In the listing below, locate the lines bearing the word "RMSE". Copy every one of them.

——

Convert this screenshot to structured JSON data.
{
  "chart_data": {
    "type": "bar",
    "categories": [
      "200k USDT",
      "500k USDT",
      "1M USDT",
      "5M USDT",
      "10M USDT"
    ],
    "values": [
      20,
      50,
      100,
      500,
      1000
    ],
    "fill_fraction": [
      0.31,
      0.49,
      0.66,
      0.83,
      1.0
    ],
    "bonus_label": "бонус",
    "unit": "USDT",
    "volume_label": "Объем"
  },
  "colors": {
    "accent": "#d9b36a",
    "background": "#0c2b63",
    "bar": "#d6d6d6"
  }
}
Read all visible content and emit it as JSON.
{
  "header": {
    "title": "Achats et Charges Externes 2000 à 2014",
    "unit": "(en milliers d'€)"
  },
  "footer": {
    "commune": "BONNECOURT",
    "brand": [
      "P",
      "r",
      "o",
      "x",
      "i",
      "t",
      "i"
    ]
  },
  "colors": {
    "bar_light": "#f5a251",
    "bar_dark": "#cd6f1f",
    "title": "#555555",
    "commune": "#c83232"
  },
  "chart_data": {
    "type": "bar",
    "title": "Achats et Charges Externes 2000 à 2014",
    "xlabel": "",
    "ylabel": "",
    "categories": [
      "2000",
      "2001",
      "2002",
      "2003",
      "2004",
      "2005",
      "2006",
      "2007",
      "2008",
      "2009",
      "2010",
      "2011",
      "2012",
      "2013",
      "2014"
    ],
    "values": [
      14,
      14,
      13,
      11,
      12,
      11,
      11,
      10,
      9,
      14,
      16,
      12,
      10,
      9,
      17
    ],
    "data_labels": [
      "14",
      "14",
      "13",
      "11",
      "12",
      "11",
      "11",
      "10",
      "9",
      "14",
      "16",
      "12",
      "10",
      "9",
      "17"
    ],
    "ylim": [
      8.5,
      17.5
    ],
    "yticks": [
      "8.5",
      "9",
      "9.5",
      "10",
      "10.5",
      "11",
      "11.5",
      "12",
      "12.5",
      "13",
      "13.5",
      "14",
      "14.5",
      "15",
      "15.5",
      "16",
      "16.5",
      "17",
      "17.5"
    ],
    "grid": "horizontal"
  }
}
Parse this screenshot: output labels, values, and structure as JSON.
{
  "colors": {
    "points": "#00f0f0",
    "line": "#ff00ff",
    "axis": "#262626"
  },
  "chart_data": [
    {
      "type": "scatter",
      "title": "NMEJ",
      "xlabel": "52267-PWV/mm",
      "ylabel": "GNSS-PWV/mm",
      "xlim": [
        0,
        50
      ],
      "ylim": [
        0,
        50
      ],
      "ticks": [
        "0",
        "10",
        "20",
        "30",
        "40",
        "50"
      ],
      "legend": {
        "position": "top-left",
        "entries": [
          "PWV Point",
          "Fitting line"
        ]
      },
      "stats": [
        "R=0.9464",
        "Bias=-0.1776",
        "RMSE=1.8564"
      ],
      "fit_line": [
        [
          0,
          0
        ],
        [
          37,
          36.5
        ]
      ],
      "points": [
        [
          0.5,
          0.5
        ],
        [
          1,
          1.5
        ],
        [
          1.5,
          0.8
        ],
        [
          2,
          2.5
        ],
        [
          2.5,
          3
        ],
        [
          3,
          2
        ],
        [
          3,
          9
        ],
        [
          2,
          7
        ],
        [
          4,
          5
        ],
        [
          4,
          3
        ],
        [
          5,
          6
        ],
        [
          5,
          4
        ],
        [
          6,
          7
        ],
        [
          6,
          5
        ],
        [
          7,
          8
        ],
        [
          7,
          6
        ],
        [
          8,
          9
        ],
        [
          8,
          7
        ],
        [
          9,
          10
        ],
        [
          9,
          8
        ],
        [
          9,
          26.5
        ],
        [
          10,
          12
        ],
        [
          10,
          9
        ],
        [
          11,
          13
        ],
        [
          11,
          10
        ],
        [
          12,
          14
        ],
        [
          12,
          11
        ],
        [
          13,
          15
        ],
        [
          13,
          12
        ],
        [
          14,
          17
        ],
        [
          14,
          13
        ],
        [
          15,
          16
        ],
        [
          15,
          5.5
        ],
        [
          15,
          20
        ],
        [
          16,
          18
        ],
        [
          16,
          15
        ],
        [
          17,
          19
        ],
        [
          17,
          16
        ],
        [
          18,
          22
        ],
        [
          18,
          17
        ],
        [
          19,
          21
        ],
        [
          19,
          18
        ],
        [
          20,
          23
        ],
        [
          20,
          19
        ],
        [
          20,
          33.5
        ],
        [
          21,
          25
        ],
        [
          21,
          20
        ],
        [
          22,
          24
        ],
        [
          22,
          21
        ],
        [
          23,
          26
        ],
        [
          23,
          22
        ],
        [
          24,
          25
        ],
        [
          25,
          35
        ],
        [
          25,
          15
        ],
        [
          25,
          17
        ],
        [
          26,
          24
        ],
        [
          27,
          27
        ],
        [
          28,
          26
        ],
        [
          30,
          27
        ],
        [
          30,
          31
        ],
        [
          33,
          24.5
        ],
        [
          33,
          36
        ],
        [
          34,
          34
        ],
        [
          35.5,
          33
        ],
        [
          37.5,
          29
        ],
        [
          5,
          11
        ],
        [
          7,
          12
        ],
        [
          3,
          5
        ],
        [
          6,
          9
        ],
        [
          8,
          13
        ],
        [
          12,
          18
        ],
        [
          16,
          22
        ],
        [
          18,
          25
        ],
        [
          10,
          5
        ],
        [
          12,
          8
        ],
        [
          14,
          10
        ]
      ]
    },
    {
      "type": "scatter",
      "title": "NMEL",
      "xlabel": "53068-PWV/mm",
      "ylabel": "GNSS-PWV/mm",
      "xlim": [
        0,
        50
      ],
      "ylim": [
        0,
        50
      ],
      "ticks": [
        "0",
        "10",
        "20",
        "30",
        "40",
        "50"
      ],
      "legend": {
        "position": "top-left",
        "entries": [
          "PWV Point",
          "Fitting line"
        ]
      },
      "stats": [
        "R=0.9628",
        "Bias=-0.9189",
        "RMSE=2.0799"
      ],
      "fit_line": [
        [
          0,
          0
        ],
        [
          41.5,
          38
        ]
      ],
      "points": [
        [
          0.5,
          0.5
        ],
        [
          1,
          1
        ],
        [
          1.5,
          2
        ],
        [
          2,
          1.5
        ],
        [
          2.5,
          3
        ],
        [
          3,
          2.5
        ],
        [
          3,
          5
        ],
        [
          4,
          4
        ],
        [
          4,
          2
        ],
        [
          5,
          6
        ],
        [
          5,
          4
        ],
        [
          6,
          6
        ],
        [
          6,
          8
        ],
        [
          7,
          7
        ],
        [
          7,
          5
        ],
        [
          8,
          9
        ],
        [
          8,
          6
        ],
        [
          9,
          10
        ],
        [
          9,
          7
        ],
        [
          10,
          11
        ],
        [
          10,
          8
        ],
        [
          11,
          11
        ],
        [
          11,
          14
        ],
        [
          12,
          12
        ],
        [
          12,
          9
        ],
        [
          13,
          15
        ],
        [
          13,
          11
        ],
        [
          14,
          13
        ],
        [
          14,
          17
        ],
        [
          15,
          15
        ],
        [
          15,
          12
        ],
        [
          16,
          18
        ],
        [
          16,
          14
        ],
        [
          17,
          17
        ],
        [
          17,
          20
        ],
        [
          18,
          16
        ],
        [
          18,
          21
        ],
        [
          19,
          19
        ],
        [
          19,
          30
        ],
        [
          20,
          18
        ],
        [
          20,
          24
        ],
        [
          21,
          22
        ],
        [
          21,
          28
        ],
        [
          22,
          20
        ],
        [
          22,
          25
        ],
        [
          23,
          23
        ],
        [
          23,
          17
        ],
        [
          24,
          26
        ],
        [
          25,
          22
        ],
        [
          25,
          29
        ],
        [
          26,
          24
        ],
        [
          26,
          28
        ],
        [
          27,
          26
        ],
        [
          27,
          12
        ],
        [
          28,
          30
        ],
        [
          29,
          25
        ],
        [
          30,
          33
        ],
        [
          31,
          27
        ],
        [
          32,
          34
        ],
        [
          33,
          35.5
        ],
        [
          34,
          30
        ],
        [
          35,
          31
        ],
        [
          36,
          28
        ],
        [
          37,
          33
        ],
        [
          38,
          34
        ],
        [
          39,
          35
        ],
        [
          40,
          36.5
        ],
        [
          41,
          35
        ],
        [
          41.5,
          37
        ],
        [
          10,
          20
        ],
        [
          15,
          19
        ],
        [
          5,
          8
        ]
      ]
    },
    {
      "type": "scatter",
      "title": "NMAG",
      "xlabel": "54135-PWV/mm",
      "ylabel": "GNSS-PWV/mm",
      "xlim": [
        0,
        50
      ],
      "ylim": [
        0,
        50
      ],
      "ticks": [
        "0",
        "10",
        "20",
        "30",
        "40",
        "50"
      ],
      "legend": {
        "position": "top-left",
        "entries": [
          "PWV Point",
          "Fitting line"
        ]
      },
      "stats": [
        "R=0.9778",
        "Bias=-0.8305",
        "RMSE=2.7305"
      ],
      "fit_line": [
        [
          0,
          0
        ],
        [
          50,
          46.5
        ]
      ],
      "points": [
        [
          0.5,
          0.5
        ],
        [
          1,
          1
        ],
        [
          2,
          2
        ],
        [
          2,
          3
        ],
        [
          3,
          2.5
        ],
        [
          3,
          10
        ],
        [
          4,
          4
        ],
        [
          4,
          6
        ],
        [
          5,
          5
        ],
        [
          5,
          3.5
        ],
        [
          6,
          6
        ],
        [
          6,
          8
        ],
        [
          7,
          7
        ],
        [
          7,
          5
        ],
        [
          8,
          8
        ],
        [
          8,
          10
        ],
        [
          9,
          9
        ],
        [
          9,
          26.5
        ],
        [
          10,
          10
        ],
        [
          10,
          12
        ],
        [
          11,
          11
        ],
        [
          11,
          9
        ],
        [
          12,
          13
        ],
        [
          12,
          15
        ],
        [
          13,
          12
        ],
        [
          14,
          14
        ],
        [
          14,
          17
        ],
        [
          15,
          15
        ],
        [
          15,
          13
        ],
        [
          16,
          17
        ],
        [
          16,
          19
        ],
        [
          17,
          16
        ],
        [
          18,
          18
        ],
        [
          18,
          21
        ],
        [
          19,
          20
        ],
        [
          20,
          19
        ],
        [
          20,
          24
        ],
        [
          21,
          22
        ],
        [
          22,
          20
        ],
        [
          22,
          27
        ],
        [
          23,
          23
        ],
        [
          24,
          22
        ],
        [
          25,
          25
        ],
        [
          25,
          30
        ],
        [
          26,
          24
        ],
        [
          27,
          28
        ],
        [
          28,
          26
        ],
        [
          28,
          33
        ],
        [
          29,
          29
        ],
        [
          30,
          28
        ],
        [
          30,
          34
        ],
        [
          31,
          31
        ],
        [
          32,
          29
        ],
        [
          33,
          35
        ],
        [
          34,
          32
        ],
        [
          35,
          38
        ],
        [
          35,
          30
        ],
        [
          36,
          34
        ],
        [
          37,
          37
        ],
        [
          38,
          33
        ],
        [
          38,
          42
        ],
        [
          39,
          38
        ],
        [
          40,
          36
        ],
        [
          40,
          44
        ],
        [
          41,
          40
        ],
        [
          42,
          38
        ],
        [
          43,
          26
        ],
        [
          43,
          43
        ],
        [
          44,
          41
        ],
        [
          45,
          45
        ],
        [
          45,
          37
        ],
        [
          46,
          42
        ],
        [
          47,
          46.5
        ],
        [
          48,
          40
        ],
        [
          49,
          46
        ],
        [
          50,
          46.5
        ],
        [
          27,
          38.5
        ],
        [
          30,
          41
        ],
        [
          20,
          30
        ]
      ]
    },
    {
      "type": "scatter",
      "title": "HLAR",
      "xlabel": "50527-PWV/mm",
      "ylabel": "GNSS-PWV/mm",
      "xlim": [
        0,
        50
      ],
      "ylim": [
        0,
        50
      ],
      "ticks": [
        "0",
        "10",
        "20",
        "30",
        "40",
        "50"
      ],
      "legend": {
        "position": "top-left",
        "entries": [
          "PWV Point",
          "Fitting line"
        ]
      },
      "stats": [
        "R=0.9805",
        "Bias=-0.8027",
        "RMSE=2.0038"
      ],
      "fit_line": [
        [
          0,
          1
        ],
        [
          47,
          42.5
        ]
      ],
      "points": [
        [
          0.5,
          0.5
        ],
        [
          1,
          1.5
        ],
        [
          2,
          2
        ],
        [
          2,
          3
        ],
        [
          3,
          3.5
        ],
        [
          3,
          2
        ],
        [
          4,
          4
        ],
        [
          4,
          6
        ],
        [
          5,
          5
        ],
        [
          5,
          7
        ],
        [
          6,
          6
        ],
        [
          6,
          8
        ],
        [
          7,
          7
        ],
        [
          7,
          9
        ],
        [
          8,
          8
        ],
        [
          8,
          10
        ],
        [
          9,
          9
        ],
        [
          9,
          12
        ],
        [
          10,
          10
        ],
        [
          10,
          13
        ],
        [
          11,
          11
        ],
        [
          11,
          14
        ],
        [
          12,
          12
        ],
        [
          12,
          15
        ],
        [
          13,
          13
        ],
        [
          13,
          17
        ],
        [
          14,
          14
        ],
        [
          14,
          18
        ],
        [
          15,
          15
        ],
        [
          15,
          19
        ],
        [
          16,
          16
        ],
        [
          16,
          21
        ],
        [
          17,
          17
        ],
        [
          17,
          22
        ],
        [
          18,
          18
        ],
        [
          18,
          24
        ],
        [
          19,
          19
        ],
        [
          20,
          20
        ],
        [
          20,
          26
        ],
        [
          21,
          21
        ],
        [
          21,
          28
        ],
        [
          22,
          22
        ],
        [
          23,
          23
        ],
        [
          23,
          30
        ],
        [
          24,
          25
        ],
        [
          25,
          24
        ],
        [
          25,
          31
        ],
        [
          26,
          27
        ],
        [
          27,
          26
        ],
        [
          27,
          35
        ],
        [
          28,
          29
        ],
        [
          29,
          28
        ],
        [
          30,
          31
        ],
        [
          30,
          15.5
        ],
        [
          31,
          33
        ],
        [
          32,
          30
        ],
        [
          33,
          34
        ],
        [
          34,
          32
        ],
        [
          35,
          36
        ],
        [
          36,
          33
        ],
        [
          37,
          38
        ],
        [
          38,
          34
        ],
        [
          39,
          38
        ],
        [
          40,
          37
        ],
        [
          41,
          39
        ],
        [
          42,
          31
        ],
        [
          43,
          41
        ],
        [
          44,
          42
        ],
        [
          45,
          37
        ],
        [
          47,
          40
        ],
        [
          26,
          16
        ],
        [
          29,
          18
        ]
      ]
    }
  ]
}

——

### ANSWER
        "RMSE=1.8564"
        "RMSE=2.0799"
        "RMSE=2.7305"
        "RMSE=2.0038"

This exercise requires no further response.